Task brief
Copy out the listing that follows, exact in every word, and skip the images.

(Entries from a dataset)
════

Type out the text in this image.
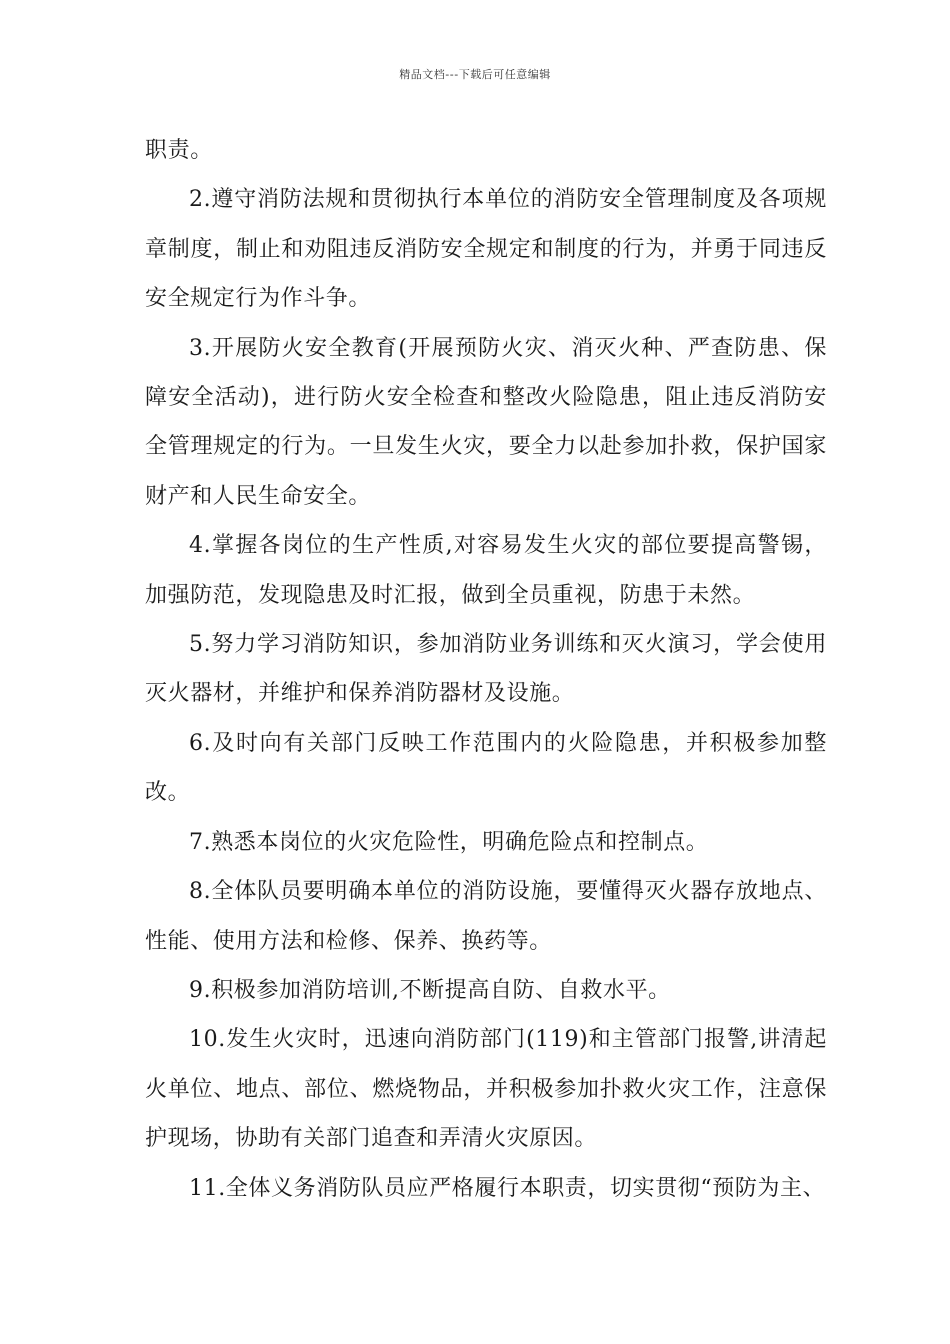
精品文档---下载后可任意编辑

职责。

2.遵守消防法规和贯彻执行本单位的消防安全管理制度及各项规章制度，制止和劝阻违反消防安全规定和制度的行为，并勇于同违反安全规定行为作斗争。

3.开展防火安全教育(开展预防火灾、消灭火种、严查防患、保障安全活动)，进行防火安全检查和整改火险隐患，阻止违反消防安全管理规定的行为。一旦发生火灾，要全力以赴参加扑救，保护国家财产和人民生命安全。

4.掌握各岗位的生产性质,对容易发生火灾的部位要提高警锡，加强防范，发现隐患及时汇报，做到全员重视，防患于未然。

5.努力学习消防知识，参加消防业务训练和灭火演习，学会使用灭火器材，并维护和保养消防器材及设施。

6.及时向有关部门反映工作范围内的火险隐患，并积极参加整改。

7.熟悉本岗位的火灾危险性，明确危险点和控制点。

8.全体队员要明确本单位的消防设施，要懂得灭火器存放地点、性能、使用方法和检修、保养、换药等。

9.积极参加消防培训,不断提高自防、自救水平。

10.发生火灾时，迅速向消防部门(119)和主管部门报警,讲清起火单位、地点、部位、燃烧物品，并积极参加扑救火灾工作，注意保护现场，协助有关部门追查和弄清火灾原因。

11.全体义务消防队员应严格履行本职责，切实贯彻“预防为主、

════

Exercise output
Type out the text in this image.
精品文档---下载后可任意编辑

职责。

2.遵守消防法规和贯彻执行本单位的消防安全管理制度及各项规章制度，制止和劝阻违反消防安全规定和制度的行为，并勇于同违反安全规定行为作斗争。

3.开展防火安全教育(开展预防火灾、消灭火种、严查防患、保障安全活动)，进行防火安全检查和整改火险隐患，阻止违反消防安全管理规定的行为。一旦发生火灾，要全力以赴参加扑救，保护国家财产和人民生命安全。

4.掌握各岗位的生产性质,对容易发生火灾的部位要提高警锡，加强防范，发现隐患及时汇报，做到全员重视，防患于未然。

5.努力学习消防知识，参加消防业务训练和灭火演习，学会使用灭火器材，并维护和保养消防器材及设施。

6.及时向有关部门反映工作范围内的火险隐患，并积极参加整改。

7.熟悉本岗位的火灾危险性，明确危险点和控制点。

8.全体队员要明确本单位的消防设施，要懂得灭火器存放地点、性能、使用方法和检修、保养、换药等。

9.积极参加消防培训,不断提高自防、自救水平。

10.发生火灾时，迅速向消防部门(119)和主管部门报警,讲清起火单位、地点、部位、燃烧物品，并积极参加扑救火灾工作，注意保护现场，协助有关部门追查和弄清火灾原因。

11.全体义务消防队员应严格履行本职责，切实贯彻“预防为主、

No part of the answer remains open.